======== MATERIAL FOR THIS EXERCISE ========
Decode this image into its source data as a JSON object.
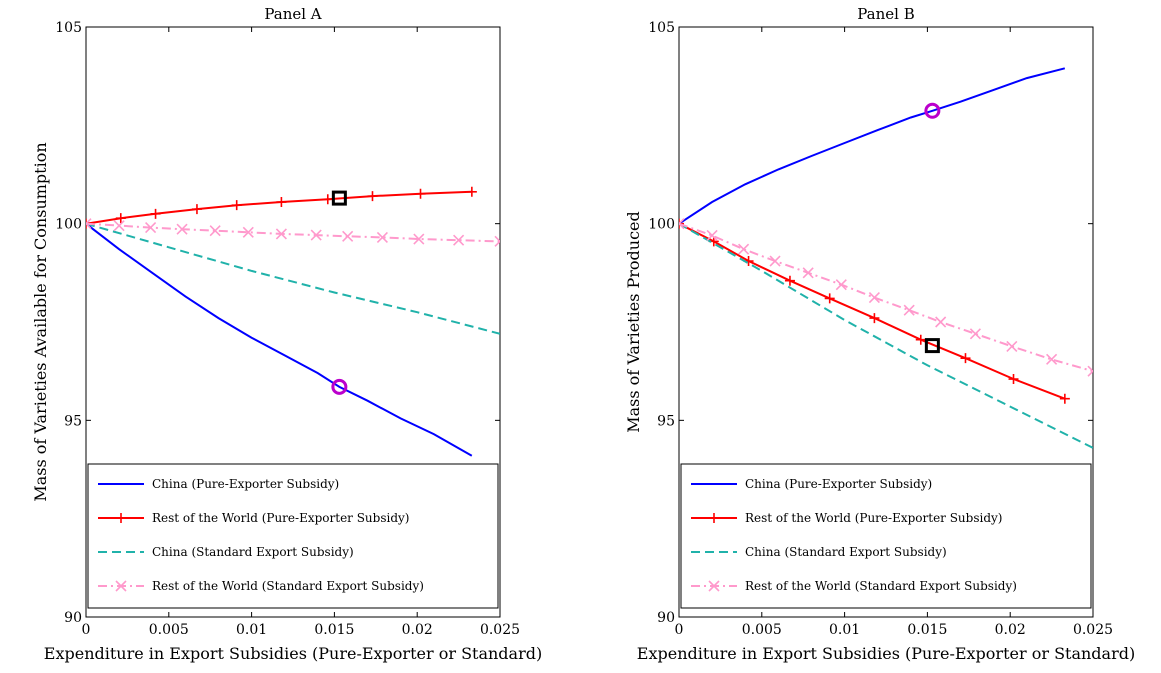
{
  "chart_data": [
    {
      "type": "line",
      "title": "Panel A",
      "xlabel": "Expenditure in Export Subsidies (Pure-Exporter or Standard)",
      "ylabel": "Mass of Varieties Available for Consumption",
      "xlim": [
        0,
        0.025
      ],
      "ylim": [
        90,
        105
      ],
      "xticks": [
        "0",
        "0.005",
        "0.01",
        "0.015",
        "0.02",
        "0.025"
      ],
      "yticks": [
        "90",
        "95",
        "100",
        "105"
      ],
      "legend_position": "bottom",
      "series": [
        {
          "name": "China (Pure-Exporter Subsidy)",
          "color": "#0000ff",
          "dash": "solid",
          "marker": "none",
          "x": [
            0,
            0.002,
            0.004,
            0.006,
            0.008,
            0.01,
            0.012,
            0.014,
            0.0153,
            0.017,
            0.019,
            0.021,
            0.0233
          ],
          "y": [
            100,
            99.35,
            98.75,
            98.15,
            97.6,
            97.1,
            96.65,
            96.2,
            95.85,
            95.5,
            95.05,
            94.65,
            94.1
          ]
        },
        {
          "name": "Rest of the World (Pure-Exporter Subsidy)",
          "color": "#ff0000",
          "dash": "solid",
          "marker": "plus",
          "x": [
            0,
            0.0021,
            0.0042,
            0.0067,
            0.0091,
            0.0118,
            0.0146,
            0.0173,
            0.0202,
            0.0233
          ],
          "y": [
            100,
            100.14,
            100.25,
            100.37,
            100.47,
            100.55,
            100.62,
            100.7,
            100.76,
            100.81
          ]
        },
        {
          "name": "China (Standard Export Subsidy)",
          "color": "#20b2aa",
          "dash": "dashed",
          "marker": "none",
          "x": [
            0,
            0.005,
            0.01,
            0.015,
            0.02,
            0.025
          ],
          "y": [
            100,
            99.4,
            98.8,
            98.25,
            97.75,
            97.2
          ]
        },
        {
          "name": "Rest of the World (Standard Export Subsidy)",
          "color": "#ff99cc",
          "dash": "dashdot",
          "marker": "x",
          "x": [
            0,
            0.002,
            0.0039,
            0.0058,
            0.0078,
            0.0098,
            0.0118,
            0.0139,
            0.0158,
            0.0179,
            0.0201,
            0.0225,
            0.025
          ],
          "y": [
            100,
            99.95,
            99.9,
            99.86,
            99.82,
            99.78,
            99.74,
            99.71,
            99.68,
            99.65,
            99.61,
            99.58,
            99.55
          ]
        }
      ],
      "highlights": [
        {
          "series": "China (Pure-Exporter Subsidy)",
          "x": 0.0153,
          "y": 95.85,
          "shape": "circle",
          "color": "#bb00cc"
        },
        {
          "series": "Rest of the World (Pure-Exporter Subsidy)",
          "x": 0.0153,
          "y": 100.65,
          "shape": "square",
          "color": "#000000"
        }
      ]
    },
    {
      "type": "line",
      "title": "Panel B",
      "xlabel": "Expenditure in Export Subsidies (Pure-Exporter or Standard)",
      "ylabel": "Mass of Varieties Produced",
      "xlim": [
        0,
        0.025
      ],
      "ylim": [
        90,
        105
      ],
      "xticks": [
        "0",
        "0.005",
        "0.01",
        "0.015",
        "0.02",
        "0.025"
      ],
      "yticks": [
        "90",
        "95",
        "100",
        "105"
      ],
      "legend_position": "bottom",
      "series": [
        {
          "name": "China (Pure-Exporter Subsidy)",
          "color": "#0000ff",
          "dash": "solid",
          "marker": "none",
          "x": [
            0,
            0.002,
            0.004,
            0.006,
            0.008,
            0.01,
            0.012,
            0.014,
            0.0153,
            0.017,
            0.019,
            0.021,
            0.0233
          ],
          "y": [
            100,
            100.55,
            101.0,
            101.38,
            101.72,
            102.05,
            102.38,
            102.7,
            102.87,
            103.1,
            103.4,
            103.7,
            103.95
          ]
        },
        {
          "name": "Rest of the World (Pure-Exporter Subsidy)",
          "color": "#ff0000",
          "dash": "solid",
          "marker": "plus",
          "x": [
            0,
            0.0021,
            0.0042,
            0.0067,
            0.0091,
            0.0118,
            0.0146,
            0.0173,
            0.0202,
            0.0233
          ],
          "y": [
            100,
            99.55,
            99.05,
            98.55,
            98.1,
            97.6,
            97.05,
            96.58,
            96.05,
            95.55
          ]
        },
        {
          "name": "China (Standard Export Subsidy)",
          "color": "#20b2aa",
          "dash": "dashed",
          "marker": "none",
          "x": [
            0,
            0.005,
            0.01,
            0.015,
            0.02,
            0.025
          ],
          "y": [
            100,
            98.8,
            97.55,
            96.4,
            95.35,
            94.3
          ]
        },
        {
          "name": "Rest of the World (Standard Export Subsidy)",
          "color": "#ff99cc",
          "dash": "dashdot",
          "marker": "x",
          "x": [
            0,
            0.002,
            0.0039,
            0.0058,
            0.0078,
            0.0098,
            0.0118,
            0.0139,
            0.0158,
            0.0179,
            0.0201,
            0.0225,
            0.025
          ],
          "y": [
            100,
            99.7,
            99.35,
            99.05,
            98.75,
            98.45,
            98.12,
            97.8,
            97.5,
            97.2,
            96.88,
            96.55,
            96.25
          ]
        }
      ],
      "highlights": [
        {
          "series": "China (Pure-Exporter Subsidy)",
          "x": 0.0153,
          "y": 102.87,
          "shape": "circle",
          "color": "#bb00cc"
        },
        {
          "series": "Rest of the World (Pure-Exporter Subsidy)",
          "x": 0.0153,
          "y": 96.9,
          "shape": "square",
          "color": "#000000"
        }
      ]
    }
  ]
}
========
WHAT YOU SHOULD DO: Repeat the listing above exactly, with no pictures.

FINAL ANSWER:
Decode this image into its source data as a JSON object.
{
  "chart_data": [
    {
      "type": "line",
      "title": "Panel A",
      "xlabel": "Expenditure in Export Subsidies (Pure-Exporter or Standard)",
      "ylabel": "Mass of Varieties Available for Consumption",
      "xlim": [
        0,
        0.025
      ],
      "ylim": [
        90,
        105
      ],
      "xticks": [
        "0",
        "0.005",
        "0.01",
        "0.015",
        "0.02",
        "0.025"
      ],
      "yticks": [
        "90",
        "95",
        "100",
        "105"
      ],
      "legend_position": "bottom",
      "series": [
        {
          "name": "China (Pure-Exporter Subsidy)",
          "color": "#0000ff",
          "dash": "solid",
          "marker": "none",
          "x": [
            0,
            0.002,
            0.004,
            0.006,
            0.008,
            0.01,
            0.012,
            0.014,
            0.0153,
            0.017,
            0.019,
            0.021,
            0.0233
          ],
          "y": [
            100,
            99.35,
            98.75,
            98.15,
            97.6,
            97.1,
            96.65,
            96.2,
            95.85,
            95.5,
            95.05,
            94.65,
            94.1
          ]
        },
        {
          "name": "Rest of the World (Pure-Exporter Subsidy)",
          "color": "#ff0000",
          "dash": "solid",
          "marker": "plus",
          "x": [
            0,
            0.0021,
            0.0042,
            0.0067,
            0.0091,
            0.0118,
            0.0146,
            0.0173,
            0.0202,
            0.0233
          ],
          "y": [
            100,
            100.14,
            100.25,
            100.37,
            100.47,
            100.55,
            100.62,
            100.7,
            100.76,
            100.81
          ]
        },
        {
          "name": "China (Standard Export Subsidy)",
          "color": "#20b2aa",
          "dash": "dashed",
          "marker": "none",
          "x": [
            0,
            0.005,
            0.01,
            0.015,
            0.02,
            0.025
          ],
          "y": [
            100,
            99.4,
            98.8,
            98.25,
            97.75,
            97.2
          ]
        },
        {
          "name": "Rest of the World (Standard Export Subsidy)",
          "color": "#ff99cc",
          "dash": "dashdot",
          "marker": "x",
          "x": [
            0,
            0.002,
            0.0039,
            0.0058,
            0.0078,
            0.0098,
            0.0118,
            0.0139,
            0.0158,
            0.0179,
            0.0201,
            0.0225,
            0.025
          ],
          "y": [
            100,
            99.95,
            99.9,
            99.86,
            99.82,
            99.78,
            99.74,
            99.71,
            99.68,
            99.65,
            99.61,
            99.58,
            99.55
          ]
        }
      ],
      "highlights": [
        {
          "series": "China (Pure-Exporter Subsidy)",
          "x": 0.0153,
          "y": 95.85,
          "shape": "circle",
          "color": "#bb00cc"
        },
        {
          "series": "Rest of the World (Pure-Exporter Subsidy)",
          "x": 0.0153,
          "y": 100.65,
          "shape": "square",
          "color": "#000000"
        }
      ]
    },
    {
      "type": "line",
      "title": "Panel B",
      "xlabel": "Expenditure in Export Subsidies (Pure-Exporter or Standard)",
      "ylabel": "Mass of Varieties Produced",
      "xlim": [
        0,
        0.025
      ],
      "ylim": [
        90,
        105
      ],
      "xticks": [
        "0",
        "0.005",
        "0.01",
        "0.015",
        "0.02",
        "0.025"
      ],
      "yticks": [
        "90",
        "95",
        "100",
        "105"
      ],
      "legend_position": "bottom",
      "series": [
        {
          "name": "China (Pure-Exporter Subsidy)",
          "color": "#0000ff",
          "dash": "solid",
          "marker": "none",
          "x": [
            0,
            0.002,
            0.004,
            0.006,
            0.008,
            0.01,
            0.012,
            0.014,
            0.0153,
            0.017,
            0.019,
            0.021,
            0.0233
          ],
          "y": [
            100,
            100.55,
            101.0,
            101.38,
            101.72,
            102.05,
            102.38,
            102.7,
            102.87,
            103.1,
            103.4,
            103.7,
            103.95
          ]
        },
        {
          "name": "Rest of the World (Pure-Exporter Subsidy)",
          "color": "#ff0000",
          "dash": "solid",
          "marker": "plus",
          "x": [
            0,
            0.0021,
            0.0042,
            0.0067,
            0.0091,
            0.0118,
            0.0146,
            0.0173,
            0.0202,
            0.0233
          ],
          "y": [
            100,
            99.55,
            99.05,
            98.55,
            98.1,
            97.6,
            97.05,
            96.58,
            96.05,
            95.55
          ]
        },
        {
          "name": "China (Standard Export Subsidy)",
          "color": "#20b2aa",
          "dash": "dashed",
          "marker": "none",
          "x": [
            0,
            0.005,
            0.01,
            0.015,
            0.02,
            0.025
          ],
          "y": [
            100,
            98.8,
            97.55,
            96.4,
            95.35,
            94.3
          ]
        },
        {
          "name": "Rest of the World (Standard Export Subsidy)",
          "color": "#ff99cc",
          "dash": "dashdot",
          "marker": "x",
          "x": [
            0,
            0.002,
            0.0039,
            0.0058,
            0.0078,
            0.0098,
            0.0118,
            0.0139,
            0.0158,
            0.0179,
            0.0201,
            0.0225,
            0.025
          ],
          "y": [
            100,
            99.7,
            99.35,
            99.05,
            98.75,
            98.45,
            98.12,
            97.8,
            97.5,
            97.2,
            96.88,
            96.55,
            96.25
          ]
        }
      ],
      "highlights": [
        {
          "series": "China (Pure-Exporter Subsidy)",
          "x": 0.0153,
          "y": 102.87,
          "shape": "circle",
          "color": "#bb00cc"
        },
        {
          "series": "Rest of the World (Pure-Exporter Subsidy)",
          "x": 0.0153,
          "y": 96.9,
          "shape": "square",
          "color": "#000000"
        }
      ]
    }
  ]
}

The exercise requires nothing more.